====== LISTED ENTRIES

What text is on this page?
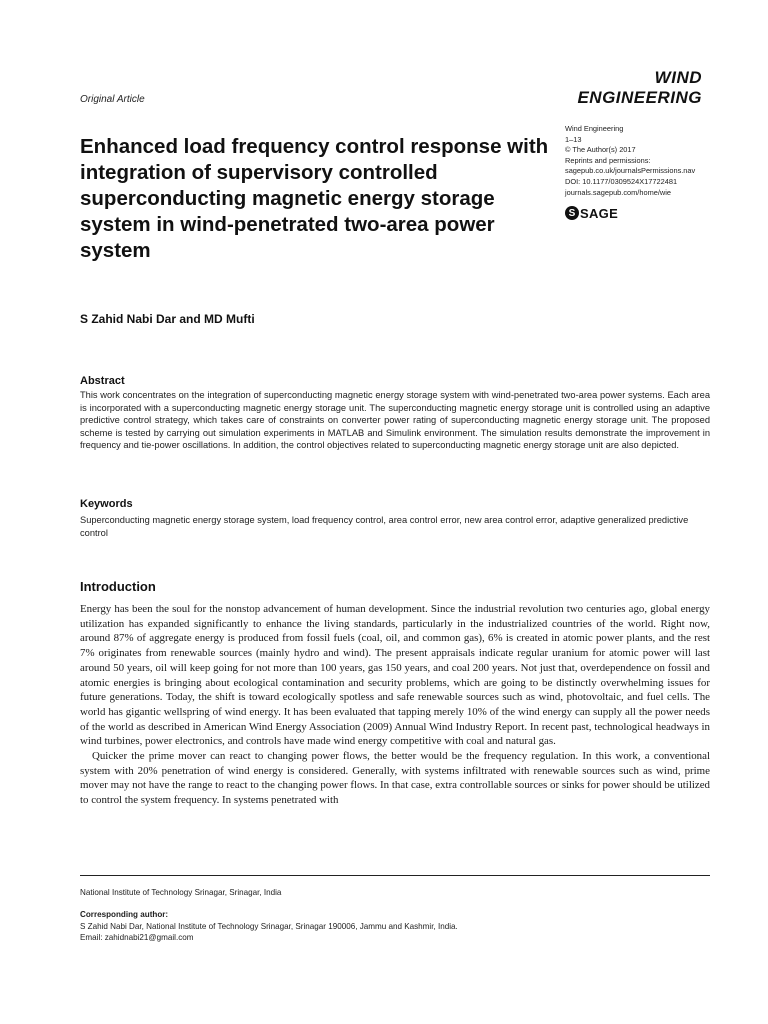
Original Article
WIND
ENGINEERING
Enhanced load frequency control response with integration of supervisory controlled superconducting magnetic energy storage system in wind-penetrated two-area power system
Wind Engineering
1–13
© The Author(s) 2017
Reprints and permissions:
sagepub.co.uk/journalsPermissions.nav
DOI: 10.1177/0309524X17722481
journals.sagepub.com/home/wie
S SAGE
S Zahid Nabi Dar and MD Mufti
Abstract
This work concentrates on the integration of superconducting magnetic energy storage system with wind-penetrated two-area power systems. Each area is incorporated with a superconducting magnetic energy storage unit. The superconducting magnetic energy storage unit is controlled using an adaptive predictive control strategy, which takes care of constraints on converter power rating of superconducting magnetic energy storage unit. The proposed scheme is tested by carrying out simulation experiments in MATLAB and Simulink environment. The simulation results demonstrate the improvement in frequency and tie-power oscillations. In addition, the control objectives related to superconducting magnetic energy storage unit are also depicted.
Keywords
Superconducting magnetic energy storage system, load frequency control, area control error, new area control error, adaptive generalized predictive control
Introduction

Energy has been the soul for the nonstop advancement of human development. Since the industrial revolution two centuries ago, global energy utilization has expanded significantly to enhance the living standards, particularly in the industrialized countries of the world. Right now, around 87% of aggregate energy is produced from fossil fuels (coal, oil, and common gas), 6% is created in atomic power plants, and the rest 7% originates from renewable sources (mainly hydro and wind). The present appraisals indicate regular uranium for atomic power will last around 50 years, oil will keep going for not more than 100 years, gas 150 years, and coal 200 years. Not just that, overdependence on fossil and atomic energies is bringing about ecological contamination and security problems, which are going to be distinctly overwhelming issues for future generations. Today, the shift is toward ecologically spotless and safe renewable sources such as wind, photovoltaic, and fuel cells. The world has gigantic wellspring of wind energy. It has been evaluated that tapping merely 10% of the wind energy can supply all the power needs of the world as described in American Wind Energy Association (2009) Annual Wind Industry Report. In recent past, technological headways in wind turbines, power electronics, and controls have made wind energy competitive with coal and natural gas.

Quicker the prime mover can react to changing power flows, the better would be the frequency regulation. In this work, a conventional system with 20% penetration of wind energy is considered. Generally, with systems infiltrated with renewable sources such as wind, prime mover may not have the range to react to the changing power flows. In that case, extra controllable sources or sinks for power should be utilized to control the system frequency. In systems penetrated with

National Institute of Technology Srinagar, Srinagar, India
Corresponding author:
S Zahid Nabi Dar, National Institute of Technology Srinagar, Srinagar 190006, Jammu and Kashmir, India.
Email: zahidnabi21@gmail.com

============

§ ASSIGNMENT:
Look through the material and find each line that includes "Institute", then copy it.

§ ANSWER SECTION:
National Institute of Technology Srinagar, Srinagar, India
S Zahid Nabi Dar, National Institute of Technology Srinagar, Srinagar 190006, Jammu and Kashmir, India.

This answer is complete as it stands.